▶ _BRIEF_:
Rewrite the account of the Leyte landing from "Off the east" to "south of Luzon.", changing "Task Force 38" to "TF 38".

▶ _EXTRACT_:
>>>

Just a few days before, on October 20, General Douglas MacArthur waded ashore on the island of Leyte to the south, fulfilling his pledge to “return” to the Philippines and liberate it from Japanese occupation. That summer, the U.S. Pacific carrier fleet had met the remaining Japanese carriers off the Marianas Islands.

In the “Great Marianas Turkey Shoot,” U.S. pilots had wiped out their Japanese counterparts in the air. With its carriers denuded of aircraft, Japan now looked to its surface fleet based in Singapore, including its two mega-battleships the Yamato and Musashi, to sail to the Philippines and obliterate the American landing force on the beaches.

READ MORE: Adapting to the Jet Age in a Fouga Magister

Off the east coast of the Philippines, Task Force 38, under the command of Admiral William Halsey, consisted of nearly a dozen full-size fleet carriers plus a score of smaller escort carriers, assigned to provide air cover for the landing. On the morning of October 24, planes aboard the Essex were fueling to take part in a strike on the advancing Japanese battleships, which had been detected by American submarines steaming toward the landing beaches through the archipelago south of Luzon.

<<<

▶ _SOURCE DATA_:
>>>

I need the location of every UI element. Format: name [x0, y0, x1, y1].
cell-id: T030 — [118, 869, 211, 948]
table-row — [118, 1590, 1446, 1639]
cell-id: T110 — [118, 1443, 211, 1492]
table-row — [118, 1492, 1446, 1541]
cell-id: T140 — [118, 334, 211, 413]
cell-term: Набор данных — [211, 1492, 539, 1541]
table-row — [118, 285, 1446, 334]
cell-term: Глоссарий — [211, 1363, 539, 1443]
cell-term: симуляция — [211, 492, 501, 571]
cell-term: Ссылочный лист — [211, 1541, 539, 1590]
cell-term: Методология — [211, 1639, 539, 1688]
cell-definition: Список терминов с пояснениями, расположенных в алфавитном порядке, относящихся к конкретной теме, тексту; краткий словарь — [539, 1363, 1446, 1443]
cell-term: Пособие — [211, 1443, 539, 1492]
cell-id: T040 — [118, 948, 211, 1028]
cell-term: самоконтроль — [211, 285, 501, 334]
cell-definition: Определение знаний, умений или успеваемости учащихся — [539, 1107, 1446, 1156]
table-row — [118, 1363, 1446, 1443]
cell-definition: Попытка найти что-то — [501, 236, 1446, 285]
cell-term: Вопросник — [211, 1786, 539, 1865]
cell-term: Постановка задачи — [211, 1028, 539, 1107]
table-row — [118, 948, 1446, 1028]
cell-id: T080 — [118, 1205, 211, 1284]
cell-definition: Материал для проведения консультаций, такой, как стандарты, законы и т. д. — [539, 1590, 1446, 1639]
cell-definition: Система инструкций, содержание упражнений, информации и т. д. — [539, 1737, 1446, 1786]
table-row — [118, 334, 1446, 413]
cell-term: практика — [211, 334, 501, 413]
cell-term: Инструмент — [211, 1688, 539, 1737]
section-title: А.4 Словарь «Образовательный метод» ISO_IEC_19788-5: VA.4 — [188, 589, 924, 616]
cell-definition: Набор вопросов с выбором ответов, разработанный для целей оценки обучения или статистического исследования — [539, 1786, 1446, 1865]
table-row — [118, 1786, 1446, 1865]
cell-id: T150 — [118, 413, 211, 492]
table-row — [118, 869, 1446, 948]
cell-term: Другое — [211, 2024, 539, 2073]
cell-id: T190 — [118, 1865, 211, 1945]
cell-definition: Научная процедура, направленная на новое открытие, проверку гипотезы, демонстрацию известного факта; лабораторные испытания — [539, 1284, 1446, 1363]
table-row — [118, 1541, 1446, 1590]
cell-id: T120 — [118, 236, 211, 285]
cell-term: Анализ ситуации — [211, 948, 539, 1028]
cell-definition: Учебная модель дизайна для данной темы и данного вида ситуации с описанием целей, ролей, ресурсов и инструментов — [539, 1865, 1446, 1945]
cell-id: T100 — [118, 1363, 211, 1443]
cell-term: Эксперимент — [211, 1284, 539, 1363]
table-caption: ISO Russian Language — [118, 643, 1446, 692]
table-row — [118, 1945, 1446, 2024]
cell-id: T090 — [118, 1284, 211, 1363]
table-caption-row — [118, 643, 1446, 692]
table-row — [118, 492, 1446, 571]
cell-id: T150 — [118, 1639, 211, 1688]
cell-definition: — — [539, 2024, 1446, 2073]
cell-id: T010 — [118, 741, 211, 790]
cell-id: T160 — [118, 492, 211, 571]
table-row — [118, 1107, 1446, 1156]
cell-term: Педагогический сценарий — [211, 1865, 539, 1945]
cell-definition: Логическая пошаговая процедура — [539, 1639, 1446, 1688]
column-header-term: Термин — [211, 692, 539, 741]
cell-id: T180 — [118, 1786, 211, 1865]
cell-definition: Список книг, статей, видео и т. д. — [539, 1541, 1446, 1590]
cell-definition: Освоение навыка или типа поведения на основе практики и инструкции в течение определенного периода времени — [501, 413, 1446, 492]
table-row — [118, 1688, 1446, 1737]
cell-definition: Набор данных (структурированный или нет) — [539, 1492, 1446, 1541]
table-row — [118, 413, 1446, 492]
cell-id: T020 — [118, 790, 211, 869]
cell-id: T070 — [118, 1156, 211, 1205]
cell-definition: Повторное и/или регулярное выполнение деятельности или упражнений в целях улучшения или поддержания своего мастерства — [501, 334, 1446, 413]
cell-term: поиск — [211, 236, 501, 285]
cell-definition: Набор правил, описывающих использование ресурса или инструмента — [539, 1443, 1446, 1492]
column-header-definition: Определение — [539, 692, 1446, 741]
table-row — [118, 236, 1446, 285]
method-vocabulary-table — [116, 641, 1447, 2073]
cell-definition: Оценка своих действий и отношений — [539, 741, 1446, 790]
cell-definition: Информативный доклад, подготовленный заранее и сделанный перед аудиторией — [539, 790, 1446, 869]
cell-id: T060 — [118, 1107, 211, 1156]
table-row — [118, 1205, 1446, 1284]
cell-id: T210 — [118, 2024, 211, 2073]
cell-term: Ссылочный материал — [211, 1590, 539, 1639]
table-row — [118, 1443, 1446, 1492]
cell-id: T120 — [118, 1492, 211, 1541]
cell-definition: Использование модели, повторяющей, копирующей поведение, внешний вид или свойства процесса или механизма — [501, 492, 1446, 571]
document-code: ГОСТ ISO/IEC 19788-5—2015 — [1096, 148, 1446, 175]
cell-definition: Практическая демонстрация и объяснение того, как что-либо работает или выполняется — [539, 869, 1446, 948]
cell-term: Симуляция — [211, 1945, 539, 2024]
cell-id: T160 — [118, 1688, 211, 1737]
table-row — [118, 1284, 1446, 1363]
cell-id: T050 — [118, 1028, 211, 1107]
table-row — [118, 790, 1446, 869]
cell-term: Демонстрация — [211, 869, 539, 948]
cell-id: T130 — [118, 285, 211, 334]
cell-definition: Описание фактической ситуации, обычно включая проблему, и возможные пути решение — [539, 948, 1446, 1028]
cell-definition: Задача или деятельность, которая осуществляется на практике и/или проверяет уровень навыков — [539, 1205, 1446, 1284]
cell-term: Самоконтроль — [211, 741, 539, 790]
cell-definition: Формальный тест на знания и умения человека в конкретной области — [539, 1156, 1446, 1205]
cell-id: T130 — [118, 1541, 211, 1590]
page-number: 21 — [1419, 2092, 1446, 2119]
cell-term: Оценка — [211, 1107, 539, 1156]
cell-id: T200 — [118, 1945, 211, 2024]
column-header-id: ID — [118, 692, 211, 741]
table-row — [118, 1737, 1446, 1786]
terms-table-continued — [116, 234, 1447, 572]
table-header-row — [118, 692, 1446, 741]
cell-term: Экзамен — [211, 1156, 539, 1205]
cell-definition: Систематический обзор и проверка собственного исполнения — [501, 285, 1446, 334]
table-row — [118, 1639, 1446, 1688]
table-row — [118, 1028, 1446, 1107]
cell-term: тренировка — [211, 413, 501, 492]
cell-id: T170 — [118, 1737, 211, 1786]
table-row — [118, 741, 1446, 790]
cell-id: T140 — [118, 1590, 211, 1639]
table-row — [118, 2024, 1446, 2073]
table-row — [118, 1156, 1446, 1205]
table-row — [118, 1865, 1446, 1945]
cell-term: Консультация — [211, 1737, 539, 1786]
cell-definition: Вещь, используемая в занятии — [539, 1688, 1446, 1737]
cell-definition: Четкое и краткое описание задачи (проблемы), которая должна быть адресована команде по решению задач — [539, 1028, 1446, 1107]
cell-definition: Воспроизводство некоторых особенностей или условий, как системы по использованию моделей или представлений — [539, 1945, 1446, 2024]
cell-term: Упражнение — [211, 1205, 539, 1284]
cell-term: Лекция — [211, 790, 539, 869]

<<<

▶ _OUTPUT FOR THIS TASK_:
Off the east coast of the Philippines, TF 38, under the command of Admiral William Halsey, consisted of nearly a dozen full-size fleet carriers plus a score of smaller escort carriers, assigned to provide air cover for the landing. On the morning of October 24, planes aboard the Essex were fueling to take part in a strike on the advancing Japanese battleships, which had been detected by American submarines steaming toward the landing beaches through the archipelago south of Luzon.